All lines in the data bearing the string "marker" should be identified and copied.

Dataset rows about figures:
- - - -

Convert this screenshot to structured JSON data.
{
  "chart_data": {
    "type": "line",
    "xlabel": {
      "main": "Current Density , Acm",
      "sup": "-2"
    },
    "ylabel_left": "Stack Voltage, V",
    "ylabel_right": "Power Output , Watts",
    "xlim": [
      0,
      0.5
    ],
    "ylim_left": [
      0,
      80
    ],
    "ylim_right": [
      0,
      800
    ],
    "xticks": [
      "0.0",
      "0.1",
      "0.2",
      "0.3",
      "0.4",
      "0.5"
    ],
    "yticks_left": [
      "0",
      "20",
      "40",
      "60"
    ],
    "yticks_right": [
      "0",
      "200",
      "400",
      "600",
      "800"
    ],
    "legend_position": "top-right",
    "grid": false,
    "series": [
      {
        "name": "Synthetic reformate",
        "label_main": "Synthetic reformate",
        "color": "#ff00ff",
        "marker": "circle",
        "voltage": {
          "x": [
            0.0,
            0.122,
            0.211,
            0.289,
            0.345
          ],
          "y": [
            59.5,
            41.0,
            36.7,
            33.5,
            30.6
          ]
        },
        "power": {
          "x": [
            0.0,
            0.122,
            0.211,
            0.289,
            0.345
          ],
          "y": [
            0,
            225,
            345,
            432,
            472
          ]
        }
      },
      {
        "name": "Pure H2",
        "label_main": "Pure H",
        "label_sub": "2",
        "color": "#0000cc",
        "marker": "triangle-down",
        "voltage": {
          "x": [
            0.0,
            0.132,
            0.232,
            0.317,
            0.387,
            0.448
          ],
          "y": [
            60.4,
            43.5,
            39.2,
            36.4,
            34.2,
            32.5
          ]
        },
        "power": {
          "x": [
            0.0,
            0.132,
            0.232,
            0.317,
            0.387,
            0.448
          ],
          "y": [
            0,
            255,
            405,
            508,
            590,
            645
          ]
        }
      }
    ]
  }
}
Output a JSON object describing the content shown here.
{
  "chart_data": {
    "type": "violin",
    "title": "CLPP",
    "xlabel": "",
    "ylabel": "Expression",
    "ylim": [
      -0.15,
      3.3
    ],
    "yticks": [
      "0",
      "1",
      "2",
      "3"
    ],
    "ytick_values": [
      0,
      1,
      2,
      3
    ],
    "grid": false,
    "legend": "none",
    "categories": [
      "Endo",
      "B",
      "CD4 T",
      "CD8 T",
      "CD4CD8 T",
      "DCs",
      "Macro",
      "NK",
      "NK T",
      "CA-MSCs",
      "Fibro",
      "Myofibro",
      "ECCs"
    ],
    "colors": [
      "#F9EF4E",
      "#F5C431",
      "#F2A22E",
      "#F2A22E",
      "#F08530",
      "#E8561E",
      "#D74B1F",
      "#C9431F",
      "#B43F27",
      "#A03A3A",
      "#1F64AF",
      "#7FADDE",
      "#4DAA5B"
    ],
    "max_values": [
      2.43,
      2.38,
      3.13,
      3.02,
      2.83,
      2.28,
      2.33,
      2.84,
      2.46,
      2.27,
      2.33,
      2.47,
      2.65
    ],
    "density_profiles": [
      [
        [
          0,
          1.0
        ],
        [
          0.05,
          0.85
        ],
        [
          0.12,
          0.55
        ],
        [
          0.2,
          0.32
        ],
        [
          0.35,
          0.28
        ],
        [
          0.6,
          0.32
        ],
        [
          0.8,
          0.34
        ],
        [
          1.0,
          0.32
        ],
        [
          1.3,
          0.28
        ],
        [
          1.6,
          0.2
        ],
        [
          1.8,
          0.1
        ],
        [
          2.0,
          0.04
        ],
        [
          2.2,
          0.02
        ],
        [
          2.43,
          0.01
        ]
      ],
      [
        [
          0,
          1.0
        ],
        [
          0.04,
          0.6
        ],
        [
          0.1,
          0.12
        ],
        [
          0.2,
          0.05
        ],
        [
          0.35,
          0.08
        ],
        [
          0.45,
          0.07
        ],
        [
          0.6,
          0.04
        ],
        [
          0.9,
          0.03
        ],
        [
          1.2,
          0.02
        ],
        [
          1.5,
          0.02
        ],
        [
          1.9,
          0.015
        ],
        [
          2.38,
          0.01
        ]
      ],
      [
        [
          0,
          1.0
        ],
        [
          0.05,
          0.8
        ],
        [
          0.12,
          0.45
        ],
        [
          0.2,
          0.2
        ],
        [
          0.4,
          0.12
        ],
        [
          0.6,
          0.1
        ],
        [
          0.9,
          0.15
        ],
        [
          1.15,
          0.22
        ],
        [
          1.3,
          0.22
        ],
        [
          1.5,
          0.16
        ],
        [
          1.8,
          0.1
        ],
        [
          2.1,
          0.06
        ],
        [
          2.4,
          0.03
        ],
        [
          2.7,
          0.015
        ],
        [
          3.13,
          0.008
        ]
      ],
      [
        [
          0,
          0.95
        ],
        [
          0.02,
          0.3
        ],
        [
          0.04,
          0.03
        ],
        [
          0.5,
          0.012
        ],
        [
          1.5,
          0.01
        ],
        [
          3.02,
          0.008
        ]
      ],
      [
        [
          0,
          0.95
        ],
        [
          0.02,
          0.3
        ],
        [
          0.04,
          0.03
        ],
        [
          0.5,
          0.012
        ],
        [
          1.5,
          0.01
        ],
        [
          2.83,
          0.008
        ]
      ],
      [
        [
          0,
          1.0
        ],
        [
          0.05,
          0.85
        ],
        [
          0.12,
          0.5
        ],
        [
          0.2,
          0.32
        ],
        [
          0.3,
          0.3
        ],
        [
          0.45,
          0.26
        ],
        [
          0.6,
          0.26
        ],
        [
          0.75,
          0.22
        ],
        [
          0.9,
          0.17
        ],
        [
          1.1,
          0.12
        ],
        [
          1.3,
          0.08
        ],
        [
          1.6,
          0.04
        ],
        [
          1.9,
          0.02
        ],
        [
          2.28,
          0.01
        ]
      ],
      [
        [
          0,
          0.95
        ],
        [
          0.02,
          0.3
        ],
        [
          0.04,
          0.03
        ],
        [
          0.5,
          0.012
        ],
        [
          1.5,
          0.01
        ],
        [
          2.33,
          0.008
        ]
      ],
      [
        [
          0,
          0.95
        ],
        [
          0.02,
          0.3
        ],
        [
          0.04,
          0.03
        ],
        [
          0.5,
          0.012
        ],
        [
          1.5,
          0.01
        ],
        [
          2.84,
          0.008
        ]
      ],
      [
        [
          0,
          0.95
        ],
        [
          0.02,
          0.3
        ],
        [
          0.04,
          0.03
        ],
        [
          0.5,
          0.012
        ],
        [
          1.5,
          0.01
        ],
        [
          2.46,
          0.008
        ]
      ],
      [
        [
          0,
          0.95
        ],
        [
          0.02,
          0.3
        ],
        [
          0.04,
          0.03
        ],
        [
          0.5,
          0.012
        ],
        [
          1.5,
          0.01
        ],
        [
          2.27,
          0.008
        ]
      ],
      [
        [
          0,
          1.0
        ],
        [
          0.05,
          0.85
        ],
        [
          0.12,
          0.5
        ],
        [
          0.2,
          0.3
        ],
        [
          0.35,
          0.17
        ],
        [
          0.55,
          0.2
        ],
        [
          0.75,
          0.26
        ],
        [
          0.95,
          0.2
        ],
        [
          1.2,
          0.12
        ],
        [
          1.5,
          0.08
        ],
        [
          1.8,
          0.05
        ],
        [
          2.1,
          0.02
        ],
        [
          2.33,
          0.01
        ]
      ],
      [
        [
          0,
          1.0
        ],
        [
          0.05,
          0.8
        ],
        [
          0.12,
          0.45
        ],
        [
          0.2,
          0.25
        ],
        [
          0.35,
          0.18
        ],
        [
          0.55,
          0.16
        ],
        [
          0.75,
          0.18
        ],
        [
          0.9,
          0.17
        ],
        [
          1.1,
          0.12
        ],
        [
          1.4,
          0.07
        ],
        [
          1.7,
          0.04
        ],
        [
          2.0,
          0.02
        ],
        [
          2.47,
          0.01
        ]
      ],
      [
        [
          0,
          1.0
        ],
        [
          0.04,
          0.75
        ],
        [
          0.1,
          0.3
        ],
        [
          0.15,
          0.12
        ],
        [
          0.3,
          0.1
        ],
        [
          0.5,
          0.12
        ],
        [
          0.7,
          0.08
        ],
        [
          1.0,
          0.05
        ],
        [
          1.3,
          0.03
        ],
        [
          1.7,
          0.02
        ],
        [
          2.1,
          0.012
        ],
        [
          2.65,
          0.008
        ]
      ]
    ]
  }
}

- - - -

→ **RESULT OF THIS EXERCISE**
        "marker": "circle",
        "marker": "triangle-down",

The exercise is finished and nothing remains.